▸ Stated problem
Find each line with "text" and copy it.

[Dataset items]
-- begin --

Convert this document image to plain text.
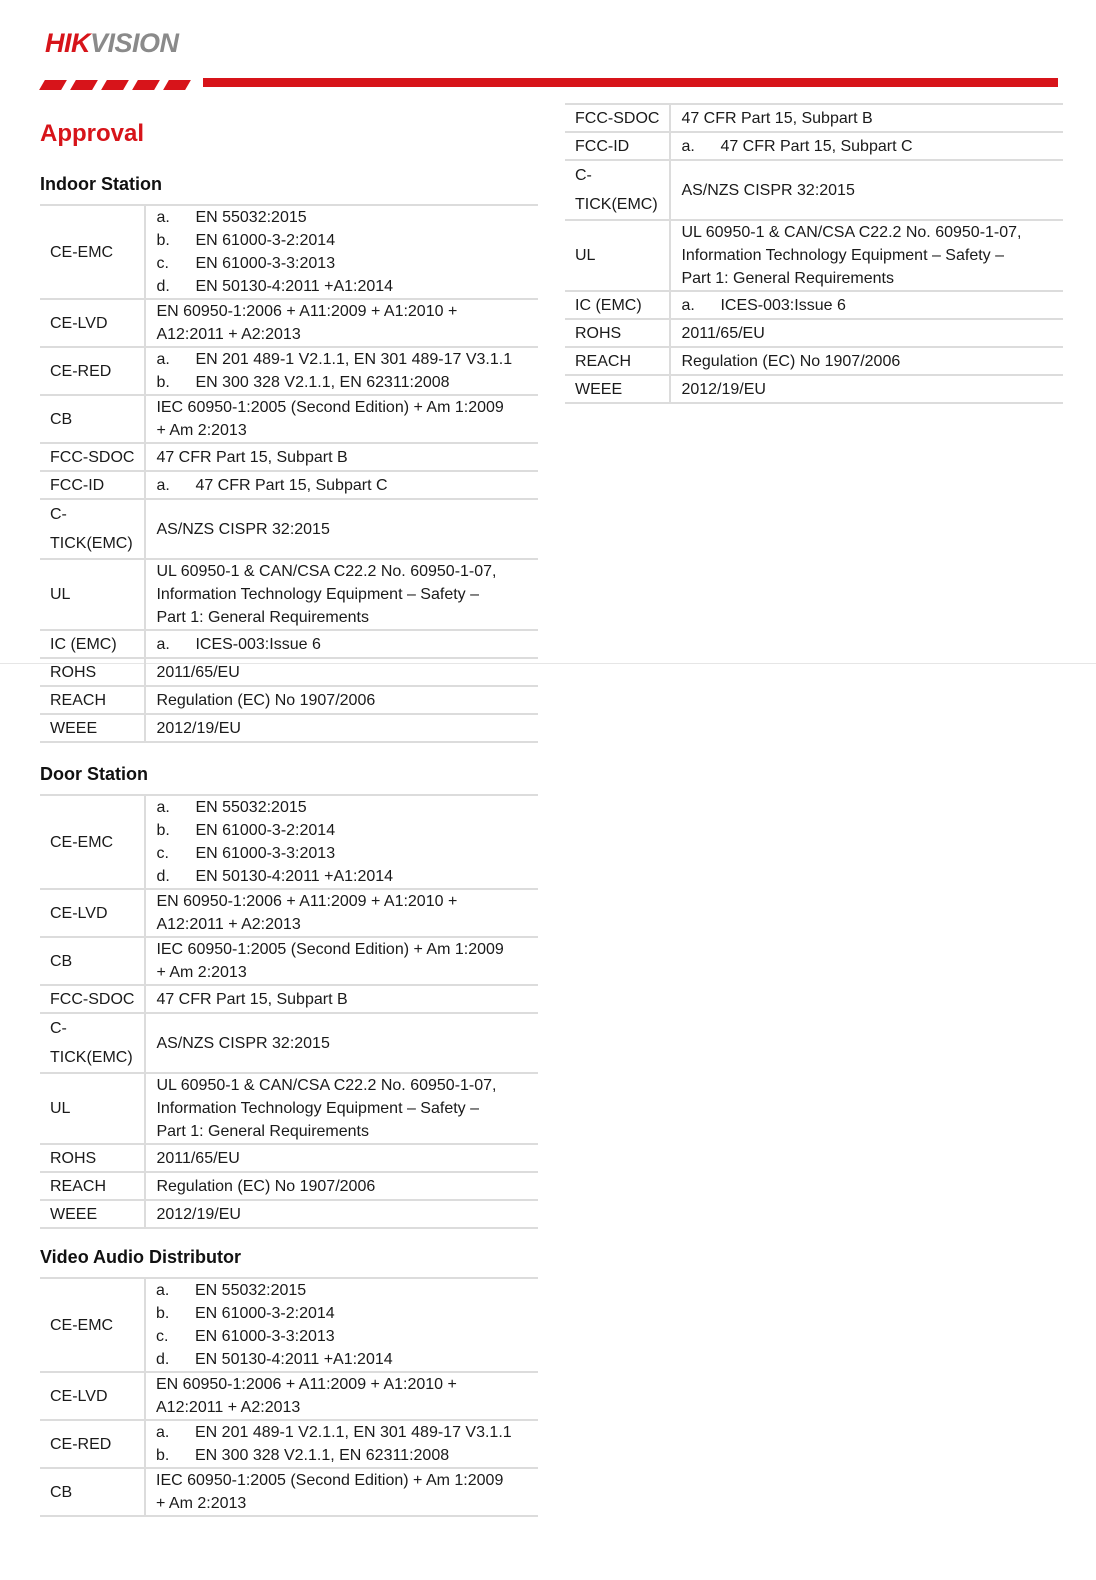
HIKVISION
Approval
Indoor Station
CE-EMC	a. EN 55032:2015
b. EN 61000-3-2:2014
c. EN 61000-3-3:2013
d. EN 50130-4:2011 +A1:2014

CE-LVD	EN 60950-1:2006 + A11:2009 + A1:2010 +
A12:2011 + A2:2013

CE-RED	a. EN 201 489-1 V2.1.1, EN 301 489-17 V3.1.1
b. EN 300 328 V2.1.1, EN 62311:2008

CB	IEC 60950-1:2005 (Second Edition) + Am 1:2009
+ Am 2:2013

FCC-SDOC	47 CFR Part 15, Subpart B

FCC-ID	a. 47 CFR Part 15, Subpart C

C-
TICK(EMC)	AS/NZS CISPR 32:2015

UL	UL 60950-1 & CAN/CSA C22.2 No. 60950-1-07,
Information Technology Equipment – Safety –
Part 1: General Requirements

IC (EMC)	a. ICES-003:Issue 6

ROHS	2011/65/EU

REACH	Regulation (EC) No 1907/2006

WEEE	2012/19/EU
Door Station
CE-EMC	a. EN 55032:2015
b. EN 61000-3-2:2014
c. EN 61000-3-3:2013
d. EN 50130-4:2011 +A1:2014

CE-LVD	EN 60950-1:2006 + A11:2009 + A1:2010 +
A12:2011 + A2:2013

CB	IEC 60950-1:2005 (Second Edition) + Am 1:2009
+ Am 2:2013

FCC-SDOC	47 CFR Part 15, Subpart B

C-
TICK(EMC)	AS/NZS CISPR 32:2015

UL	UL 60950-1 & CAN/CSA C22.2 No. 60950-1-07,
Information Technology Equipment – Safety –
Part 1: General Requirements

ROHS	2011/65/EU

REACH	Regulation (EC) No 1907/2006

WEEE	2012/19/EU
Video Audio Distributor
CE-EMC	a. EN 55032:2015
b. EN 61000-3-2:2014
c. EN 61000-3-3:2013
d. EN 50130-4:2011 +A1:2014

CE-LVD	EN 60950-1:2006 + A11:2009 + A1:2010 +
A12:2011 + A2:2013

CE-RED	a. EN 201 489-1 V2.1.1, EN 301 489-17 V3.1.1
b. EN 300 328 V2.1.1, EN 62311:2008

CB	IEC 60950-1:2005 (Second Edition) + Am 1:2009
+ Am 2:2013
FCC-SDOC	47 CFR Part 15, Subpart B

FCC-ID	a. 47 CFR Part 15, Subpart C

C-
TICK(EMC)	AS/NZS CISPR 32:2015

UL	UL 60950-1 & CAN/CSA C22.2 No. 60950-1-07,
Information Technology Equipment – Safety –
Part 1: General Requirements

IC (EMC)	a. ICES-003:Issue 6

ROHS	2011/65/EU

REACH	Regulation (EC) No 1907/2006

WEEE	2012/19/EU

-- end --
-- begin --

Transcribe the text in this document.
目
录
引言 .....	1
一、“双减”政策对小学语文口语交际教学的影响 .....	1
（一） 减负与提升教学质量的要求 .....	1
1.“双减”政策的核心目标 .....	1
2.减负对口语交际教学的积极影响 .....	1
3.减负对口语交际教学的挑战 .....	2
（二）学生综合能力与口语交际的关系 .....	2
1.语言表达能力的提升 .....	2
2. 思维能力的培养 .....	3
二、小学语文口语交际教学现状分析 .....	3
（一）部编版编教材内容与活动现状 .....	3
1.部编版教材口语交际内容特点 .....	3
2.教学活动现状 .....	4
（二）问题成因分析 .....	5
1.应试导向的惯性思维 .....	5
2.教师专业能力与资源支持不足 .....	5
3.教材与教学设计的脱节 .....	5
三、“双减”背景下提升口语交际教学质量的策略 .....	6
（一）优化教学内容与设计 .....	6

-- end --

▸ Output of the exercise
Convert this document image to plain text.
Transcribe the text in this document.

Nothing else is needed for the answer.